The records should be written out in full, with nothing altered.

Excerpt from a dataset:
+===+

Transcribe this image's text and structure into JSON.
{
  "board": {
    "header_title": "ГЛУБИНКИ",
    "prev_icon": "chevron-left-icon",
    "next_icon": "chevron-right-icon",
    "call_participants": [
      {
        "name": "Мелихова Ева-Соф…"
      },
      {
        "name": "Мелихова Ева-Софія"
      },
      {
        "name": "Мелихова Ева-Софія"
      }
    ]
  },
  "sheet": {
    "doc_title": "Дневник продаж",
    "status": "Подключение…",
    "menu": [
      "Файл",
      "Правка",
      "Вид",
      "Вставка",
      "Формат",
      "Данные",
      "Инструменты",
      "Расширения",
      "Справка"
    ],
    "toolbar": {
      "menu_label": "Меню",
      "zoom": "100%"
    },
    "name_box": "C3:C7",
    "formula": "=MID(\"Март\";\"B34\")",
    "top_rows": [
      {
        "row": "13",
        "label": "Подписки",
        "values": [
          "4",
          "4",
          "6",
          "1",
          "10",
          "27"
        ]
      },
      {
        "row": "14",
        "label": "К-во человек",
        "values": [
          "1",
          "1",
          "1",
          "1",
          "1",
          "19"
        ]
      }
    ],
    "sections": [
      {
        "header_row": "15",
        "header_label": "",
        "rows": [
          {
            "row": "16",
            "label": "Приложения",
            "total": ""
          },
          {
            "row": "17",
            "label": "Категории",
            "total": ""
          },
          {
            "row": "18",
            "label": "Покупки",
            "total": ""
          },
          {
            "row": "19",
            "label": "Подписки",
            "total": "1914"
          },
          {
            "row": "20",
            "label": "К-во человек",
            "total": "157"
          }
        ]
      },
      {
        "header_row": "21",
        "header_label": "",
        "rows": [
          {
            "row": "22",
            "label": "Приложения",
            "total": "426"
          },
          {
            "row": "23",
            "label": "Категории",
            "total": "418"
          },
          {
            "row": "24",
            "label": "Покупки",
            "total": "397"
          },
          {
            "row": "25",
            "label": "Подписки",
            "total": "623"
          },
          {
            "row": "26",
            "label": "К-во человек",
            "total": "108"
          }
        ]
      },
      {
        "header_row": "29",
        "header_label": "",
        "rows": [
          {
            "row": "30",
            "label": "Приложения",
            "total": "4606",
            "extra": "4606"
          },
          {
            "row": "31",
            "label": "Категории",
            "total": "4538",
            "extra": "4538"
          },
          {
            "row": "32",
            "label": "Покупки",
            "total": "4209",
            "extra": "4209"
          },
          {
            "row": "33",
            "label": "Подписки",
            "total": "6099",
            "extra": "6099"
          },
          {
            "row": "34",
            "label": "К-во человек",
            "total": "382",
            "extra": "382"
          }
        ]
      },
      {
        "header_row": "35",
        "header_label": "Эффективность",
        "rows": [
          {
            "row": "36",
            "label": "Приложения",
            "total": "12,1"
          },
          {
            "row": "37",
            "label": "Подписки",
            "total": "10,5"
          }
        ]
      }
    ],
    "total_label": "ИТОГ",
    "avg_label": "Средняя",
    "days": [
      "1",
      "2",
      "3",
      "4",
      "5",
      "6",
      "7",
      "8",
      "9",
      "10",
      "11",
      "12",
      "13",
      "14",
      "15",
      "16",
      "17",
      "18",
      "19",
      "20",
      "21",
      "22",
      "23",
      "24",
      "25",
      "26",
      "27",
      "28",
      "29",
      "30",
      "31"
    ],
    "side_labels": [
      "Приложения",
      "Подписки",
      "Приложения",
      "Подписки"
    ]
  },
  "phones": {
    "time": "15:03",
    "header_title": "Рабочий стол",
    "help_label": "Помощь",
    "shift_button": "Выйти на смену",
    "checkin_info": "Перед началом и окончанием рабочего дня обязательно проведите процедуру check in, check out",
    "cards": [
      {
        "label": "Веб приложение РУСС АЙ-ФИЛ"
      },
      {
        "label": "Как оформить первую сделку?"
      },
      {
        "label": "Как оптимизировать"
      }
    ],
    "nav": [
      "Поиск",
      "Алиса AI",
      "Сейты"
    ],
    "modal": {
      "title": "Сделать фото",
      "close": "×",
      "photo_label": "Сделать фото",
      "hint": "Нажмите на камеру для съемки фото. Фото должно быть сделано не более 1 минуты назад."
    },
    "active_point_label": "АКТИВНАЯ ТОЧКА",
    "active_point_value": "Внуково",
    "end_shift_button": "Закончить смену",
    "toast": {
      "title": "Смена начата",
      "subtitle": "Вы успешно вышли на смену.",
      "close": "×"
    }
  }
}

+===+

__Output below__
Transcribe this image's text and structure into JSON.
{
  "board": {
    "header_title": "ГЛУБИНКИ",
    "prev_icon": "chevron-left-icon",
    "next_icon": "chevron-right-icon",
    "call_participants": [
      {
        "name": "Мелихова Ева-Соф…"
      },
      {
        "name": "Мелихова Ева-Софія"
      },
      {
        "name": "Мелихова Ева-Софія"
      }
    ]
  },
  "sheet": {
    "doc_title": "Дневник продаж",
    "status": "Подключение…",
    "menu": [
      "Файл",
      "Правка",
      "Вид",
      "Вставка",
      "Формат",
      "Данные",
      "Инструменты",
      "Расширения",
      "Справка"
    ],
    "toolbar": {
      "menu_label": "Меню",
      "zoom": "100%"
    },
    "name_box": "C3:C7",
    "formula": "=MID(\"Март\";\"B34\")",
    "top_rows": [
      {
        "row": "13",
        "label": "Подписки",
        "values": [
          "4",
          "4",
          "6",
          "1",
          "10",
          "27"
        ]
      },
      {
        "row": "14",
        "label": "К-во человек",
        "values": [
          "1",
          "1",
          "1",
          "1",
          "1",
          "19"
        ]
      }
    ],
    "sections": [
      {
        "header_row": "15",
        "header_label": "",
        "rows": [
          {
            "row": "16",
            "label": "Приложения",
            "total": ""
          },
          {
            "row": "17",
            "label": "Категории",
            "total": ""
          },
          {
            "row": "18",
            "label": "Покупки",
            "total": ""
          },
          {
            "row": "19",
            "label": "Подписки",
            "total": "1914"
          },
          {
            "row": "20",
            "label": "К-во человек",
            "total": "157"
          }
        ]
      },
      {
        "header_row": "21",
        "header_label": "",
        "rows": [
          {
            "row": "22",
            "label": "Приложения",
            "total": "426"
          },
          {
            "row": "23",
            "label": "Категории",
            "total": "418"
          },
          {
            "row": "24",
            "label": "Покупки",
            "total": "397"
          },
          {
            "row": "25",
            "label": "Подписки",
            "total": "623"
          },
          {
            "row": "26",
            "label": "К-во человек",
            "total": "108"
          }
        ]
      },
      {
        "header_row": "29",
        "header_label": "",
        "rows": [
          {
            "row": "30",
            "label": "Приложения",
            "total": "4606",
            "extra": "4606"
          },
          {
            "row": "31",
            "label": "Категории",
            "total": "4538",
            "extra": "4538"
          },
          {
            "row": "32",
            "label": "Покупки",
            "total": "4209",
            "extra": "4209"
          },
          {
            "row": "33",
            "label": "Подписки",
            "total": "6099",
            "extra": "6099"
          },
          {
            "row": "34",
            "label": "К-во человек",
            "total": "382",
            "extra": "382"
          }
        ]
      },
      {
        "header_row": "35",
        "header_label": "Эффективность",
        "rows": [
          {
            "row": "36",
            "label": "Приложения",
            "total": "12,1"
          },
          {
            "row": "37",
            "label": "Подписки",
            "total": "10,5"
          }
        ]
      }
    ],
    "total_label": "ИТОГ",
    "avg_label": "Средняя",
    "days": [
      "1",
      "2",
      "3",
      "4",
      "5",
      "6",
      "7",
      "8",
      "9",
      "10",
      "11",
      "12",
      "13",
      "14",
      "15",
      "16",
      "17",
      "18",
      "19",
      "20",
      "21",
      "22",
      "23",
      "24",
      "25",
      "26",
      "27",
      "28",
      "29",
      "30",
      "31"
    ],
    "side_labels": [
      "Приложения",
      "Подписки",
      "Приложения",
      "Подписки"
    ]
  },
  "phones": {
    "time": "15:03",
    "header_title": "Рабочий стол",
    "help_label": "Помощь",
    "shift_button": "Выйти на смену",
    "checkin_info": "Перед началом и окончанием рабочего дня обязательно проведите процедуру check in, check out",
    "cards": [
      {
        "label": "Веб приложение РУСС АЙ-ФИЛ"
      },
      {
        "label": "Как оформить первую сделку?"
      },
      {
        "label": "Как оптимизировать"
      }
    ],
    "nav": [
      "Поиск",
      "Алиса AI",
      "Сейты"
    ],
    "modal": {
      "title": "Сделать фото",
      "close": "×",
      "photo_label": "Сделать фото",
      "hint": "Нажмите на камеру для съемки фото. Фото должно быть сделано не более 1 минуты назад."
    },
    "active_point_label": "АКТИВНАЯ ТОЧКА",
    "active_point_value": "Внуково",
    "end_shift_button": "Закончить смену",
    "toast": {
      "title": "Смена начата",
      "subtitle": "Вы успешно вышли на смену.",
      "close": "×"
    }
  }
}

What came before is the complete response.